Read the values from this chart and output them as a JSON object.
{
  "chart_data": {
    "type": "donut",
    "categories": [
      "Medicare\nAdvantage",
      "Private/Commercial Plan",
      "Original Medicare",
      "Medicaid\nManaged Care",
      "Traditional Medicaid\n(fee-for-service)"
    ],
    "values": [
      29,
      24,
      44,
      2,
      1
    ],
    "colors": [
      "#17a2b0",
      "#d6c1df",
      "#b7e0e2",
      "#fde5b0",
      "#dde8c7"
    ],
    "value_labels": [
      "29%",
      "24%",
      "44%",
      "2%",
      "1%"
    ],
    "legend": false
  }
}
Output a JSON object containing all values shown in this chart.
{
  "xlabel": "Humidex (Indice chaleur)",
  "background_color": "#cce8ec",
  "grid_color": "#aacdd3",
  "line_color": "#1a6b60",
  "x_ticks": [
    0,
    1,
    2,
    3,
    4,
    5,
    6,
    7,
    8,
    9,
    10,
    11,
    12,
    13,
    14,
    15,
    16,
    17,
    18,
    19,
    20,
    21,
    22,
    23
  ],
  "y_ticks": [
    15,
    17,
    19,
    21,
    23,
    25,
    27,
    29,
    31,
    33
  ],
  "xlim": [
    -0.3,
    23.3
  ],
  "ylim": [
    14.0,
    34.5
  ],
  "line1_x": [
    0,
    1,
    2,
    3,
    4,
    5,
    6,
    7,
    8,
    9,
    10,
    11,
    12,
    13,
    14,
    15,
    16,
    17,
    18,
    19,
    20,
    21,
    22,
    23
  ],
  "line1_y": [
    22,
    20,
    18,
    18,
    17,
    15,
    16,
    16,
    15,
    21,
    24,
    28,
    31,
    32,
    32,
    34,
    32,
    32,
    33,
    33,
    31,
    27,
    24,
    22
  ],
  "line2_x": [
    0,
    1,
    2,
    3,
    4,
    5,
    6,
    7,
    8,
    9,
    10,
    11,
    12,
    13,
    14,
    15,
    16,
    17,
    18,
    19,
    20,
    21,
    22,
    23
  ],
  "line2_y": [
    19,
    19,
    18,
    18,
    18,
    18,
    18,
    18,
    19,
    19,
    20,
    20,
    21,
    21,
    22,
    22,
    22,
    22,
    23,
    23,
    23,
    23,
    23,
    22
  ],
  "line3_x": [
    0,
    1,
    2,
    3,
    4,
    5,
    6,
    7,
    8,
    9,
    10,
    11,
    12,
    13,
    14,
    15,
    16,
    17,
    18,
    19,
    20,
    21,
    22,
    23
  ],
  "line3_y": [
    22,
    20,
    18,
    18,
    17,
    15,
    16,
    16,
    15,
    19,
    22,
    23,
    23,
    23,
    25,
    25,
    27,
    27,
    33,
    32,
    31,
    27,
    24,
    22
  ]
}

■ SHORT TASK
From the listing above, collect every line that mentions the word "JSON".

■ EXERCISE RESPONSE
Read the values from this chart and output them as a JSON object.
Output a JSON object containing all values shown in this chart.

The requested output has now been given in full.